* **What you need to do**
Every line of the data that contains the string "Cross" must be copied.

* **Records for the exercise**
****************

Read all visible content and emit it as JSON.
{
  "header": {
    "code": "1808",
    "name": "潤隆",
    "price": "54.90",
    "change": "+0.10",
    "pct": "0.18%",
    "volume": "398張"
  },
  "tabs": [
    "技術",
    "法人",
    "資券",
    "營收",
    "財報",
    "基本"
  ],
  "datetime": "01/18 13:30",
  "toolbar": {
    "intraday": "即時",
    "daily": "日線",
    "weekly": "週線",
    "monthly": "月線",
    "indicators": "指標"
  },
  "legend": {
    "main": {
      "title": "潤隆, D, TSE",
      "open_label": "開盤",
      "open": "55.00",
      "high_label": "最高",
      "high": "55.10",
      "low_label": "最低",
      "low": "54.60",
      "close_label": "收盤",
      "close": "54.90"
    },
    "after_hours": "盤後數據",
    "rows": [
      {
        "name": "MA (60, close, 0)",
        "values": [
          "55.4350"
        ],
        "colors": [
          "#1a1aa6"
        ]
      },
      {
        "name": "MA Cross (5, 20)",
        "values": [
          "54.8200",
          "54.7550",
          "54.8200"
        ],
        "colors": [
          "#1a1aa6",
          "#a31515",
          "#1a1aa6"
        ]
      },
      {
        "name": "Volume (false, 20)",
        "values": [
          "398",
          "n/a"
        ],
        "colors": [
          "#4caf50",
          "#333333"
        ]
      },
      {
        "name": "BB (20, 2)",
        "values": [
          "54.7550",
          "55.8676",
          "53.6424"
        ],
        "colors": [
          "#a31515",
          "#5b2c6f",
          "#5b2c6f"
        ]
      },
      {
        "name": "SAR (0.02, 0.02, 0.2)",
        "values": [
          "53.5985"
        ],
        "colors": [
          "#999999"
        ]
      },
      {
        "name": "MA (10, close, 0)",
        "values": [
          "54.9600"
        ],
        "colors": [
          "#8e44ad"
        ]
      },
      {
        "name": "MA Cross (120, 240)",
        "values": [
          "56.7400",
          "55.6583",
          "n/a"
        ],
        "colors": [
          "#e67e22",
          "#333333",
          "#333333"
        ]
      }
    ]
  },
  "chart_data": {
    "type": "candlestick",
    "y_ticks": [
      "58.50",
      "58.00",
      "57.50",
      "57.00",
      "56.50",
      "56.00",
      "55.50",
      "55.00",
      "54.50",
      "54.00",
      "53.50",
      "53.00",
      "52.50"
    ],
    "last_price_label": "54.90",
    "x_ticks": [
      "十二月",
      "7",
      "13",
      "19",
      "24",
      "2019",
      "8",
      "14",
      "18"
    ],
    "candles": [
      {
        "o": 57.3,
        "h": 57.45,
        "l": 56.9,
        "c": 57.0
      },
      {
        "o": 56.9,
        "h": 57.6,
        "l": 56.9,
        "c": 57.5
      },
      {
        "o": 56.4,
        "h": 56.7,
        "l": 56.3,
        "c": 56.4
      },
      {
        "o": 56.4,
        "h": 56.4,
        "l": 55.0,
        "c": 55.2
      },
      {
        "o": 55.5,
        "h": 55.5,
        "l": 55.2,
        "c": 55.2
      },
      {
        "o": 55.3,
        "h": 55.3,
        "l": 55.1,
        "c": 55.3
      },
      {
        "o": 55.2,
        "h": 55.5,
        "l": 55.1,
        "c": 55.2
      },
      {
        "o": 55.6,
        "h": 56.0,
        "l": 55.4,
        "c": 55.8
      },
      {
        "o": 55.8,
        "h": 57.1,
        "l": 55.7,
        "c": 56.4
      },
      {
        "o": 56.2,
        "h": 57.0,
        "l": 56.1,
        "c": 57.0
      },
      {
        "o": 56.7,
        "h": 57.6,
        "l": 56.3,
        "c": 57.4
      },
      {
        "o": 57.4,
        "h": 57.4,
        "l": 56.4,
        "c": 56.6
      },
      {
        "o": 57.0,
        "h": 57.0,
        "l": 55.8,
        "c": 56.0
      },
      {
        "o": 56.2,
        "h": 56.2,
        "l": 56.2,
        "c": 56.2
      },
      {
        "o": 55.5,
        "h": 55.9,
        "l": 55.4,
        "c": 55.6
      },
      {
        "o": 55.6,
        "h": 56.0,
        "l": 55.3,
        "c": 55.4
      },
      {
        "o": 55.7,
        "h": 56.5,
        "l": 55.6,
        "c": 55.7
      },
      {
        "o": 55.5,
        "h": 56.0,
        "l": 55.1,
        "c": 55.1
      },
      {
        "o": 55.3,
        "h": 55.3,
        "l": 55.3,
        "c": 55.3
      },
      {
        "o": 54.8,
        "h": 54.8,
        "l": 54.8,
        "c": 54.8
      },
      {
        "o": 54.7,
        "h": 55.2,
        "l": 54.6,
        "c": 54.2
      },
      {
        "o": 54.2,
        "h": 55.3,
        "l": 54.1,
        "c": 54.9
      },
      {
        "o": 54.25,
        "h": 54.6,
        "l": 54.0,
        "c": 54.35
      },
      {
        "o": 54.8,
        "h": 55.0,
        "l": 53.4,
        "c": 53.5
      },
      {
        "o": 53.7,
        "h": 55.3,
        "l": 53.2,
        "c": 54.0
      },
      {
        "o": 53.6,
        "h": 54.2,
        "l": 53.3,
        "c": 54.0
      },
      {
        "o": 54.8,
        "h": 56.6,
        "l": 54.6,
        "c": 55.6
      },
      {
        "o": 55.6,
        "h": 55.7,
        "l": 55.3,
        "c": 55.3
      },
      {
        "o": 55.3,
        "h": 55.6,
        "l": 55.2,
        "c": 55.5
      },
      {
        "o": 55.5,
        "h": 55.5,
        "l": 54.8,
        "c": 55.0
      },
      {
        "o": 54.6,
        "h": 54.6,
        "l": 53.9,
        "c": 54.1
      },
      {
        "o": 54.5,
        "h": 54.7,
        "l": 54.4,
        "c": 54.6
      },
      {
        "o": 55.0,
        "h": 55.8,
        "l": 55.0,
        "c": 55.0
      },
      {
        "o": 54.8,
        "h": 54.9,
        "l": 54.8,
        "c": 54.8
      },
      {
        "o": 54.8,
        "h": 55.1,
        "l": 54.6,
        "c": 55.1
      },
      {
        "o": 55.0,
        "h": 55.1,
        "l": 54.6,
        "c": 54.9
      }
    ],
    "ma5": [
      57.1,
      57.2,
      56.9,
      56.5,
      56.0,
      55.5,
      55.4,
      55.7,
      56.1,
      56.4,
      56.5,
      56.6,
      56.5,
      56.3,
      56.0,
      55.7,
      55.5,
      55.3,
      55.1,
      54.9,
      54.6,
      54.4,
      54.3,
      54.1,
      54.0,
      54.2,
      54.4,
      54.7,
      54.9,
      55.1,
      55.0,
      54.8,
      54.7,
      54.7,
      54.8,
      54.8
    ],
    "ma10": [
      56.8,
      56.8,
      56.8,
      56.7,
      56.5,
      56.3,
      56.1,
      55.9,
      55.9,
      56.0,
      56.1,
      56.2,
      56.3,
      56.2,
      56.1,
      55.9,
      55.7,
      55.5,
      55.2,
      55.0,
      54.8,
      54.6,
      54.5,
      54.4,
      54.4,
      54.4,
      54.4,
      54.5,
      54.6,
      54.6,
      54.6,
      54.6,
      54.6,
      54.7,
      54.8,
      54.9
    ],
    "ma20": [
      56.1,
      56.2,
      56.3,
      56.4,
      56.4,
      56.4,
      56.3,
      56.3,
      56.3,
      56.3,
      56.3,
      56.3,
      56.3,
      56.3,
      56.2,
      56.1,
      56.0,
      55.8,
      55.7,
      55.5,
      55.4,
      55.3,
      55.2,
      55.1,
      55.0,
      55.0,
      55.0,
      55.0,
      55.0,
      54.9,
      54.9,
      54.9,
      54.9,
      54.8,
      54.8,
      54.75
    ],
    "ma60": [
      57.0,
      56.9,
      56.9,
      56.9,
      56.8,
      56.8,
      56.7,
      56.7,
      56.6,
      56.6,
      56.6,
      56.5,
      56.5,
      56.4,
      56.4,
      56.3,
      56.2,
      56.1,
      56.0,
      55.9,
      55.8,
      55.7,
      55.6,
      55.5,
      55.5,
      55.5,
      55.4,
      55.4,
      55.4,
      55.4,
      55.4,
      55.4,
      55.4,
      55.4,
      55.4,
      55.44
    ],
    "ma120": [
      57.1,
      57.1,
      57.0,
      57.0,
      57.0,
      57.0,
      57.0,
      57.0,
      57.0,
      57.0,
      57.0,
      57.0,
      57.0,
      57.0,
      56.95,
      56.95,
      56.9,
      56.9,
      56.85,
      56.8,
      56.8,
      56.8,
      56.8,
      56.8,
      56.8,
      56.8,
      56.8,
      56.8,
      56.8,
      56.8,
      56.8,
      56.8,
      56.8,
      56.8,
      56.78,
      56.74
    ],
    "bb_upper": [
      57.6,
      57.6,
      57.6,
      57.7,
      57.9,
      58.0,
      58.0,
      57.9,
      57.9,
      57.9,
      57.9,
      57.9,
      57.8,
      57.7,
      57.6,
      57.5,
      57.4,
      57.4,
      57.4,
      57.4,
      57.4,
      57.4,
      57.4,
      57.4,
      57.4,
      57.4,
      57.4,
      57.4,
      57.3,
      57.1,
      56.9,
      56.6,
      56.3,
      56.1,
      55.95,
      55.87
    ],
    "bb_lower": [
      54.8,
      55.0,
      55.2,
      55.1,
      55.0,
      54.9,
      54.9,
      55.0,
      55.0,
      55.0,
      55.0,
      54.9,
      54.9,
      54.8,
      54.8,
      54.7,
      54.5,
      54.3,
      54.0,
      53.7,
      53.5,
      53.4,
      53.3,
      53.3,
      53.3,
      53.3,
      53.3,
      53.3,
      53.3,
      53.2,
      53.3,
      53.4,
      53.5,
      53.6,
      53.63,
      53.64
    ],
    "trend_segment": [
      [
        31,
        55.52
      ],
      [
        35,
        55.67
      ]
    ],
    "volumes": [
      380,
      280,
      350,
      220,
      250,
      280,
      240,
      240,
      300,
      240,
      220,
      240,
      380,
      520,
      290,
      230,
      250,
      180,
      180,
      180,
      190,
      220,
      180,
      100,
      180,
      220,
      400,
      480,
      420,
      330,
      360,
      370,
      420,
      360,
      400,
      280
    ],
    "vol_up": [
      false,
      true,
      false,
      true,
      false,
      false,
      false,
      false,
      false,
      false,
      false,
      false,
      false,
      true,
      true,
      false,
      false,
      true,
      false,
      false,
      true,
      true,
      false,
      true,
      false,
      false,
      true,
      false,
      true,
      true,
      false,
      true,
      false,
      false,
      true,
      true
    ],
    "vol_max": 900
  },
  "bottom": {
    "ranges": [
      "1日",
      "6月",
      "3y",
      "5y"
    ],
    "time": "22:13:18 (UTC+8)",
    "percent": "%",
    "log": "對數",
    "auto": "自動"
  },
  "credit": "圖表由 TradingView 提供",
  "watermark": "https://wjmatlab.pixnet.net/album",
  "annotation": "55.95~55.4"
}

****************

* **Full answer**
        "name": "MA Cross (5, 20)",
        "name": "MA Cross (120, 240)",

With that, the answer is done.